- [The task] Please say how many lines of the listing hold "future", with no other words in the answer.

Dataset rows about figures

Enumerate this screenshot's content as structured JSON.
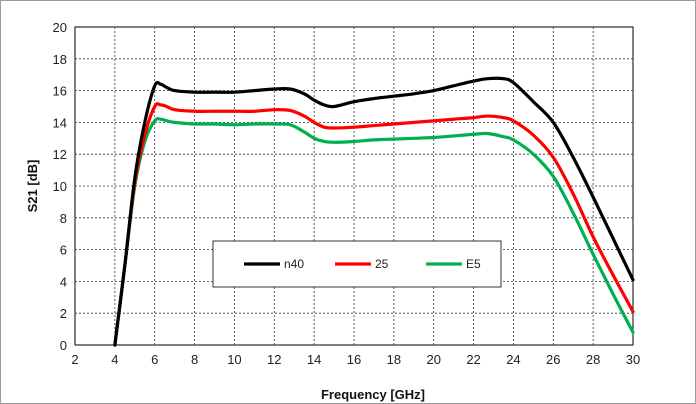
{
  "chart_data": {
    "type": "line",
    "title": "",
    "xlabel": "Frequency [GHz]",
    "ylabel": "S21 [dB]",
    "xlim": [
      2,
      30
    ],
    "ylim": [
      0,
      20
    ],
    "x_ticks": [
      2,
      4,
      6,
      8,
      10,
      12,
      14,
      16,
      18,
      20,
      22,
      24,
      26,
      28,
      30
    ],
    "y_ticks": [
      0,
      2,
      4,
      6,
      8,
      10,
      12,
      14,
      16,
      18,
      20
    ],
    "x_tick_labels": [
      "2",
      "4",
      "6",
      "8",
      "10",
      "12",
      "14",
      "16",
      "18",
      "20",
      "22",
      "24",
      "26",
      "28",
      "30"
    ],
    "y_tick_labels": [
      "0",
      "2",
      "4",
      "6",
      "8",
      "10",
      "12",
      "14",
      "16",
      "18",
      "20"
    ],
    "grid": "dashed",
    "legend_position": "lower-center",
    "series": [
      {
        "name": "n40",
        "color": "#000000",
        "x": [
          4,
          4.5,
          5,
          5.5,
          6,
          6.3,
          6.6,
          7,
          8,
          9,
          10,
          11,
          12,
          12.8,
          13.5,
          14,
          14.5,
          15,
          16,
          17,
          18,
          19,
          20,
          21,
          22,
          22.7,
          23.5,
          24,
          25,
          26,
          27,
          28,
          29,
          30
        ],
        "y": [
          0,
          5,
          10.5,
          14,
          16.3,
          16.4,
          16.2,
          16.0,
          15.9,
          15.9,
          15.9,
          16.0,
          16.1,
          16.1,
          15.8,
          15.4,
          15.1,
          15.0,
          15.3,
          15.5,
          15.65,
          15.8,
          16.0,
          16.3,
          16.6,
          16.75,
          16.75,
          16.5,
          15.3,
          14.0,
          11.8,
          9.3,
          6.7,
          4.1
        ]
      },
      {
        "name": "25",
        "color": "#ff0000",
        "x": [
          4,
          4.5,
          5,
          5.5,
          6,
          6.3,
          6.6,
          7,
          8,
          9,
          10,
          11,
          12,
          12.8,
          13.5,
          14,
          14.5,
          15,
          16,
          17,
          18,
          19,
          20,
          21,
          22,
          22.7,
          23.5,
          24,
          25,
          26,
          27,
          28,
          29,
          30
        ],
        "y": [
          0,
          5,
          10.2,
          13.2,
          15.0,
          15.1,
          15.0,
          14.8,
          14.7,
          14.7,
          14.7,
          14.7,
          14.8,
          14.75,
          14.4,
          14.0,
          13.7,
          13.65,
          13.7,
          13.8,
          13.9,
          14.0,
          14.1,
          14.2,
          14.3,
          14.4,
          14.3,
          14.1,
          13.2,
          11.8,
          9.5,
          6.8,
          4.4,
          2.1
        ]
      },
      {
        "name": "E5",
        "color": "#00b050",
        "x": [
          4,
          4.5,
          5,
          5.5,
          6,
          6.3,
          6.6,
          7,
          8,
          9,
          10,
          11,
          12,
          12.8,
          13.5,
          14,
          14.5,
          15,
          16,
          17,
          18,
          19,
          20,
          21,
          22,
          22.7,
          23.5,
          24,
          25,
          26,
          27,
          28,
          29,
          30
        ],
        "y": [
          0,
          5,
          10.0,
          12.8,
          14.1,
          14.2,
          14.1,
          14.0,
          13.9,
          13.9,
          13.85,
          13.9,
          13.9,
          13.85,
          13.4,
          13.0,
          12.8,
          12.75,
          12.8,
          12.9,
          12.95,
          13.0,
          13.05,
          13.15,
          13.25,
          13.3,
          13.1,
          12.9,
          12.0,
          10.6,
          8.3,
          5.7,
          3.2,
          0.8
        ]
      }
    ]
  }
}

==

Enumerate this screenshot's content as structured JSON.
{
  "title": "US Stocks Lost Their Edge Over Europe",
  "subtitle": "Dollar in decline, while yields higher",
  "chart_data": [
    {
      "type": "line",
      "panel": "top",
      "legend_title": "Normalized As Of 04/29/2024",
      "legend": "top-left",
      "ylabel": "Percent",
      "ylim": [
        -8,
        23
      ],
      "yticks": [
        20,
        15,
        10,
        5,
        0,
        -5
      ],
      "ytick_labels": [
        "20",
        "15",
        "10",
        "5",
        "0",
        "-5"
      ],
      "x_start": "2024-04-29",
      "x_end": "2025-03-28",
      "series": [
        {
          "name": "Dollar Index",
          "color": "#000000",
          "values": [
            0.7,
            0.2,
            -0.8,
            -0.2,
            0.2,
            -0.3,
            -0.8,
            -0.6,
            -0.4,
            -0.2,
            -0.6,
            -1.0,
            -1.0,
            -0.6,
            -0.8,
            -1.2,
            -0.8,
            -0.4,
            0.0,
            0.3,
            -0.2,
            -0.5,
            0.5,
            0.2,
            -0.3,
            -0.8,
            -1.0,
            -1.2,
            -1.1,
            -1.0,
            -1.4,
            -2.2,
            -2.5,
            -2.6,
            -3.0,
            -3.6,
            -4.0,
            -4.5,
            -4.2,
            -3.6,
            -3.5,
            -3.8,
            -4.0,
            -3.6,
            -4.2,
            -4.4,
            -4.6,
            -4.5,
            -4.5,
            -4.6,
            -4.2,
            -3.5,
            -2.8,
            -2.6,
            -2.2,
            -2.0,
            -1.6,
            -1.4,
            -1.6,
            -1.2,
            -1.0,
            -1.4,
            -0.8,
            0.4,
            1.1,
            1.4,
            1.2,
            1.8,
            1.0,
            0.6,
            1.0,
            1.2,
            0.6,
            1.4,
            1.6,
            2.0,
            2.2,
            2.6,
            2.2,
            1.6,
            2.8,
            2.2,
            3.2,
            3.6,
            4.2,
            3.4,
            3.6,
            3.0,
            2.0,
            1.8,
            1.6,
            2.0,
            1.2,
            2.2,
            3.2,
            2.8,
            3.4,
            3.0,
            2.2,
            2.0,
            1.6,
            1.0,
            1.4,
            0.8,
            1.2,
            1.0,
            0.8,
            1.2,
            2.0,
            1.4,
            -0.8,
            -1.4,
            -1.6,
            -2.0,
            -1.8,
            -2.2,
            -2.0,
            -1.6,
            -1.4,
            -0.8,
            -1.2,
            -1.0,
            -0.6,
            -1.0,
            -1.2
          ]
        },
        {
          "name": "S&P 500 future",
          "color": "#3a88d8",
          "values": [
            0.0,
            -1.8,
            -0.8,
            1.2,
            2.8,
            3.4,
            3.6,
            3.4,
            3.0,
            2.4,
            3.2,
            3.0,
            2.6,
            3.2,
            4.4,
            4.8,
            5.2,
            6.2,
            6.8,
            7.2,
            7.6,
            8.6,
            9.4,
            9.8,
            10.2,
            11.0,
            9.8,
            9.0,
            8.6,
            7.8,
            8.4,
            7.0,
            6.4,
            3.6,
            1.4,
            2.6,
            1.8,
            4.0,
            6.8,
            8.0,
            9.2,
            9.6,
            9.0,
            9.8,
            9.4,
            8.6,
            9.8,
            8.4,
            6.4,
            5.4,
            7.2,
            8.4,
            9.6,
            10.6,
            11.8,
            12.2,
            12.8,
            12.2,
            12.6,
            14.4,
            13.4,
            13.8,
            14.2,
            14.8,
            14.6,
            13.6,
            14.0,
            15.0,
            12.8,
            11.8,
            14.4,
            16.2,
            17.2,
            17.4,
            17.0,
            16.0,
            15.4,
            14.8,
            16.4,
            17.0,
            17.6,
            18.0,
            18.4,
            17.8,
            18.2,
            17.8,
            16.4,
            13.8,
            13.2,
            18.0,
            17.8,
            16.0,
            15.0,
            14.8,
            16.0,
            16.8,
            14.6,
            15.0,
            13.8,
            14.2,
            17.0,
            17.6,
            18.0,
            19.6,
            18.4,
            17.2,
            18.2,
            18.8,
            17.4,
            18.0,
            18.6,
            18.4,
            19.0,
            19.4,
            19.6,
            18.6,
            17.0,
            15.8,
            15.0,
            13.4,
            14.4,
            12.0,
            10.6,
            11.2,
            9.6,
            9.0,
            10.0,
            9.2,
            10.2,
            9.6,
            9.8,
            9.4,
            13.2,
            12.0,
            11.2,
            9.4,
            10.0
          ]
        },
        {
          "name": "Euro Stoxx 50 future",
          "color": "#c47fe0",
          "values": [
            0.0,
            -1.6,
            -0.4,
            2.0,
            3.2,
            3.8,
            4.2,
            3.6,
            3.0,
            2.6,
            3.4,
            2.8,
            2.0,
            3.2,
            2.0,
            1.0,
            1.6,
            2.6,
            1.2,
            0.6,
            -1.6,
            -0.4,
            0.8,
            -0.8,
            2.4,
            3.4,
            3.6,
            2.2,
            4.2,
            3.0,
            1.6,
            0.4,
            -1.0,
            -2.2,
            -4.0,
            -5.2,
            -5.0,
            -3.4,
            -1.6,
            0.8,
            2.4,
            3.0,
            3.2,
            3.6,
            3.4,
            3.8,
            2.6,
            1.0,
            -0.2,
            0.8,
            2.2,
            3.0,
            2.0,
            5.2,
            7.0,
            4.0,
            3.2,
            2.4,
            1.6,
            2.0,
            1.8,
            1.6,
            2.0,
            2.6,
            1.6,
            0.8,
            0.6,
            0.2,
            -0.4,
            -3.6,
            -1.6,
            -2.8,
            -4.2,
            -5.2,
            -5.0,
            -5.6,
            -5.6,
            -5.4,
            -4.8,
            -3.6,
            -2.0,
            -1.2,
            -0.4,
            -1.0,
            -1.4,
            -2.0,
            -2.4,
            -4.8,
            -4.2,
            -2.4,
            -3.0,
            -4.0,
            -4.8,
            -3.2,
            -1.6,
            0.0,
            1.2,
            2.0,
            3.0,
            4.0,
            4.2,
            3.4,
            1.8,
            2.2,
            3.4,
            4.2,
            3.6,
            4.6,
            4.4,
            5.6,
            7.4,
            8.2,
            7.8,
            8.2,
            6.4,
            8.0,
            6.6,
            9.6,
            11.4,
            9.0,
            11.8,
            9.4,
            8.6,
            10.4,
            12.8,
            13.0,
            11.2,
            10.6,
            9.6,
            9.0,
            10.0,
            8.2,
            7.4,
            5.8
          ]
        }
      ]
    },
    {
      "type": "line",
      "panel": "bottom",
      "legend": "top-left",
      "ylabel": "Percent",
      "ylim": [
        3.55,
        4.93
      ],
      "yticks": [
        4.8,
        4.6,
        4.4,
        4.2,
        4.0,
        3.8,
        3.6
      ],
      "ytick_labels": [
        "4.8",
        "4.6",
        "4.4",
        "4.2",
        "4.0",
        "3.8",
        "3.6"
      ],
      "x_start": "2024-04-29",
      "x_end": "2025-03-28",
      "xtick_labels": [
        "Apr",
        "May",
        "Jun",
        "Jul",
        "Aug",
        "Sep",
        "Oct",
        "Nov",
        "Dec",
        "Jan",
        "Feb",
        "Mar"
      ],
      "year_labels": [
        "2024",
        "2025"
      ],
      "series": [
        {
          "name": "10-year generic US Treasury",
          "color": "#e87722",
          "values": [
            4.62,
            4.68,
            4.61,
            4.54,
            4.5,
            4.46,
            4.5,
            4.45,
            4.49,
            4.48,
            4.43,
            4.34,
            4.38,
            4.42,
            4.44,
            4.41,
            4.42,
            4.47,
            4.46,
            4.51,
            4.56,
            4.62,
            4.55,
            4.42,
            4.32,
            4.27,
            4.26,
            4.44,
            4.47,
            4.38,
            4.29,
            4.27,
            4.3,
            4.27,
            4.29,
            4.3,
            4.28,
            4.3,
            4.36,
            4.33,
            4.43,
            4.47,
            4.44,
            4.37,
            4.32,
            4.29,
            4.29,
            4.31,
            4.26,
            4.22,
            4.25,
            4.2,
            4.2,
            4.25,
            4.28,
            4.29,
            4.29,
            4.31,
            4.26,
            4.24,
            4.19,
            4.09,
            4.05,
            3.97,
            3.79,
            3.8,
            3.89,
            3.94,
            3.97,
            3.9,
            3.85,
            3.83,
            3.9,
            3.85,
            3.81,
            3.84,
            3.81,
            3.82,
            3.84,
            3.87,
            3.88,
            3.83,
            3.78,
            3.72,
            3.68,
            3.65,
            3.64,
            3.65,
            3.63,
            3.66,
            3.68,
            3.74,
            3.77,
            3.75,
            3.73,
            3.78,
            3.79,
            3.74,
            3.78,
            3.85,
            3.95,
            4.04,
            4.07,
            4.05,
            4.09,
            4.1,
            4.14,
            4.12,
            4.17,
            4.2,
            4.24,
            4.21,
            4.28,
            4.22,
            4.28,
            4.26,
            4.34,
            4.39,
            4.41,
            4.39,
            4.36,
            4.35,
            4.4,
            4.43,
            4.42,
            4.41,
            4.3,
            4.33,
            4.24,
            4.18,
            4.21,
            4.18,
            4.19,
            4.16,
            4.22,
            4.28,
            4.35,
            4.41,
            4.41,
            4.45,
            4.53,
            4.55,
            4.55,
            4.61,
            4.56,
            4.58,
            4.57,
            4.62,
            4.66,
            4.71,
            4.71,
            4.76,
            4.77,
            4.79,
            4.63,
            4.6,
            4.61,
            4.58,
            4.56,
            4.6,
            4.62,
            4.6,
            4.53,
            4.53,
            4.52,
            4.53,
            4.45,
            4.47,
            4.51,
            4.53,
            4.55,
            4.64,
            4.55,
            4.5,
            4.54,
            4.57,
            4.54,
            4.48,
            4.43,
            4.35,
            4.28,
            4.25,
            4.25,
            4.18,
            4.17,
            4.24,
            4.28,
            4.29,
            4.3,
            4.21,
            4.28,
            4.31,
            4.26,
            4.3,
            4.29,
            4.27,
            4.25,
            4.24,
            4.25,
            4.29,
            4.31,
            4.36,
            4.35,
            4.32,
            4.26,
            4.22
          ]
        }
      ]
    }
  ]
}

- [Output for this task] 2